-- begin Dataset extract --

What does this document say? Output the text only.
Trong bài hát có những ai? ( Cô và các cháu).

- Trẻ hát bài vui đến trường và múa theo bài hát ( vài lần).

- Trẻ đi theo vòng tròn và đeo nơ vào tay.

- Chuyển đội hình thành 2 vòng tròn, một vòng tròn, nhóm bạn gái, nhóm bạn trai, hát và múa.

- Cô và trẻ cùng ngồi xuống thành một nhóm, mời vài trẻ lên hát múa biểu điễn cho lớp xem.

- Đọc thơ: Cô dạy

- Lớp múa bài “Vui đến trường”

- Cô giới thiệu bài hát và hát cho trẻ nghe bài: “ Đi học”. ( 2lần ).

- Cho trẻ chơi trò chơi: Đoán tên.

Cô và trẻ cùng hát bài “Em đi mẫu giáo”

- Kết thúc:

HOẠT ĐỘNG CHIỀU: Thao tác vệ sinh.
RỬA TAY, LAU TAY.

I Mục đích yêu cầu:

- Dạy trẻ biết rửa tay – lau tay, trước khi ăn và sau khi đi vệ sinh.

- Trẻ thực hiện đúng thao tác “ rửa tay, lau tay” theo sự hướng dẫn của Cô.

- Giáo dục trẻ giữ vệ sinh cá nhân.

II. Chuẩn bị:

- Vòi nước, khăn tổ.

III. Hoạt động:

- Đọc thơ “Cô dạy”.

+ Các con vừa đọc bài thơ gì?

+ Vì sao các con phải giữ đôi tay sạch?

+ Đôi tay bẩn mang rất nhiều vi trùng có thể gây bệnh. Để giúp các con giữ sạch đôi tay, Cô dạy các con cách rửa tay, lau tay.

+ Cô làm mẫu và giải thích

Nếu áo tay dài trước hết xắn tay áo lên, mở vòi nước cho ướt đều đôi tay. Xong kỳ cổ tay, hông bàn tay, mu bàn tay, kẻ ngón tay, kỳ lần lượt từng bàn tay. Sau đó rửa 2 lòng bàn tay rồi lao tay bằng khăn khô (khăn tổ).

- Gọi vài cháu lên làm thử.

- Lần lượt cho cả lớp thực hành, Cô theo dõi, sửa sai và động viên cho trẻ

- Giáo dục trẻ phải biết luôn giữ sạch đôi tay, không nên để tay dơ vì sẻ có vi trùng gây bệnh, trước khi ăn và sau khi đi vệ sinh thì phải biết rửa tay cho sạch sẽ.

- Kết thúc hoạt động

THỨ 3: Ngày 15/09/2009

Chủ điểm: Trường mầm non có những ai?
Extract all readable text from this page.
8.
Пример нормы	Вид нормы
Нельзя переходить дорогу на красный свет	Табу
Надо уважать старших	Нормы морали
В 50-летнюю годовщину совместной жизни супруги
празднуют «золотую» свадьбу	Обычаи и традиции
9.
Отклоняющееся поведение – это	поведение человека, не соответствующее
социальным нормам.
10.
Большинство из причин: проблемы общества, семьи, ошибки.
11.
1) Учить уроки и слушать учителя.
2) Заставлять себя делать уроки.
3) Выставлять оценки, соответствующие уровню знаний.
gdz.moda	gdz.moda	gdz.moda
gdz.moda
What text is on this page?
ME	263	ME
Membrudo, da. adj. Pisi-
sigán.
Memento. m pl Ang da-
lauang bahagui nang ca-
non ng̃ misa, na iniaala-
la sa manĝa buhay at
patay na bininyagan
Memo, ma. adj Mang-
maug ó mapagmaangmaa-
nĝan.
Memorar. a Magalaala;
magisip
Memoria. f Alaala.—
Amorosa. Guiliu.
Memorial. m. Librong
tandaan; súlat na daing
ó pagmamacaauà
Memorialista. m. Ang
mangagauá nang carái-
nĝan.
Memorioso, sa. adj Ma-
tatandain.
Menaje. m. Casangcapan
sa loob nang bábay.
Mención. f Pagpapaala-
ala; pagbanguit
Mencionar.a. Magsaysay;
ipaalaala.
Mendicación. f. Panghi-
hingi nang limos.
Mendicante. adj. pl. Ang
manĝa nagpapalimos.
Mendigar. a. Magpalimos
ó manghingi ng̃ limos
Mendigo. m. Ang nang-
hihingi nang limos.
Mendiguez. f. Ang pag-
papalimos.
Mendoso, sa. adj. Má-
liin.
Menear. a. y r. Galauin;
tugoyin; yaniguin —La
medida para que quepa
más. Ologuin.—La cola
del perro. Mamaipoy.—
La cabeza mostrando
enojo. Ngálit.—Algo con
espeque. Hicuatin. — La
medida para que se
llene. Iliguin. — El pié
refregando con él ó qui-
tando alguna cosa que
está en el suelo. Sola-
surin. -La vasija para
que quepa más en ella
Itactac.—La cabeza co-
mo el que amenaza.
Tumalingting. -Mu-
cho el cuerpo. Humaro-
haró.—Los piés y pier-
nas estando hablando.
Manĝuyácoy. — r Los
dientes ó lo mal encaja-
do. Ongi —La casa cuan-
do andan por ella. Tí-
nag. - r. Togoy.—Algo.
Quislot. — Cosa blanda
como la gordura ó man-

-- end Dataset extract --

The problem: Of the lines above, how many contain the string "khăn"? Only the number is required.

Solution for this exercise: 2